▶ _Goal_
In the data below, find each line containing the string "tincidunt" and return it.

(Extracted data entries)
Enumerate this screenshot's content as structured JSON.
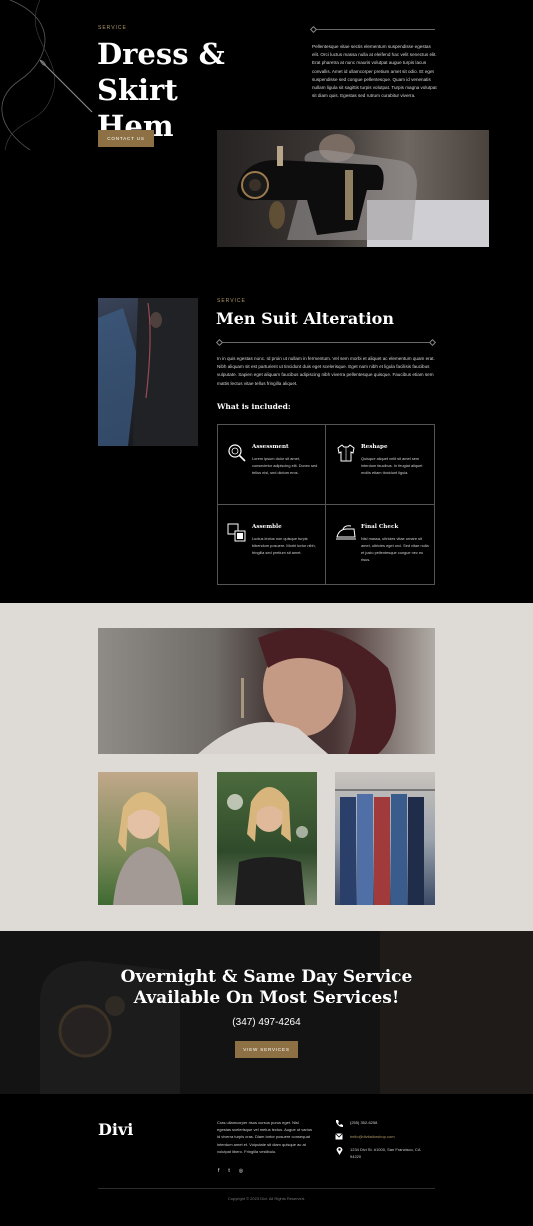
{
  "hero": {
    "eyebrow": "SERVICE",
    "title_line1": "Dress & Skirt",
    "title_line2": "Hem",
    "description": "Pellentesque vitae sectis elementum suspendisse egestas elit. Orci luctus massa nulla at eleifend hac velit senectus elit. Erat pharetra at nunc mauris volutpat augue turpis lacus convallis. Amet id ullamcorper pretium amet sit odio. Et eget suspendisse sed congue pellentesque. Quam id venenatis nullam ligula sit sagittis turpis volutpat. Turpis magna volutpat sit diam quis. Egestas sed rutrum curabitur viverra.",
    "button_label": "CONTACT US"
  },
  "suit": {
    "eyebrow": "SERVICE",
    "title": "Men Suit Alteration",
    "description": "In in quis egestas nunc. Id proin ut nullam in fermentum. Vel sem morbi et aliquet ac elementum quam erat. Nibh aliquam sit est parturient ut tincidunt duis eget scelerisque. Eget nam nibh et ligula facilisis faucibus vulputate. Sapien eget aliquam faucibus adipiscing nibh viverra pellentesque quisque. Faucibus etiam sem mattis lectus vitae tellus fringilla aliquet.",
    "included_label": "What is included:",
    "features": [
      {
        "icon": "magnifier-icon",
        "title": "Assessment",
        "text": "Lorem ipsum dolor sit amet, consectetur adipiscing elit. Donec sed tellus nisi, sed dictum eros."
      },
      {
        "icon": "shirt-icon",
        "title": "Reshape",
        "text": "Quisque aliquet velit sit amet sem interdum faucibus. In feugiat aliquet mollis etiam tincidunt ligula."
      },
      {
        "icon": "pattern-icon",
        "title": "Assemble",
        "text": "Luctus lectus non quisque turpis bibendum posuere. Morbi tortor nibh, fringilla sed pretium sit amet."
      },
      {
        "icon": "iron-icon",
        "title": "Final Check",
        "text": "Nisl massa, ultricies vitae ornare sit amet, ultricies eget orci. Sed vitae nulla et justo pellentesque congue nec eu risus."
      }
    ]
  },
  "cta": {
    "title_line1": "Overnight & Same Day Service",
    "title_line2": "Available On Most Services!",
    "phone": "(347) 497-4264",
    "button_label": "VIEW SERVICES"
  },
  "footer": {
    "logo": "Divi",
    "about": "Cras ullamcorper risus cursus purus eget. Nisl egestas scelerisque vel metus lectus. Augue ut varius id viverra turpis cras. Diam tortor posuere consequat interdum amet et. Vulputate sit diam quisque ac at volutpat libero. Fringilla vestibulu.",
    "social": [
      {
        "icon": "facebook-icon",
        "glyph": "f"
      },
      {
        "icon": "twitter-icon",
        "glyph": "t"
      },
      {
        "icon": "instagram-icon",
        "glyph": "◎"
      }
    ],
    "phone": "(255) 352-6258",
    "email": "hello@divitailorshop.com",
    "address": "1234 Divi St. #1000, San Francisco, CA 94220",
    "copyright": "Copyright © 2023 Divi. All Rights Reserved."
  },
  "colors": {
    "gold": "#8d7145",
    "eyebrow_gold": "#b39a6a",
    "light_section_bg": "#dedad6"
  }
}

▶ _Complete answer_
    "description": "In in quis egestas nunc. Id proin ut nullam in fermentum. Vel sem morbi et aliquet ac elementum quam erat. Nibh aliquam sit est parturient ut tincidunt duis eget scelerisque. Eget nam nibh et ligula facilisis faucibus vulputate. Sapien eget aliquam faucibus adipiscing nibh viverra pellentesque quisque. Faucibus etiam sem mattis lectus vitae tellus fringilla aliquet.",
        "text": "Quisque aliquet velit sit amet sem interdum faucibus. In feugiat aliquet mollis etiam tincidunt ligula."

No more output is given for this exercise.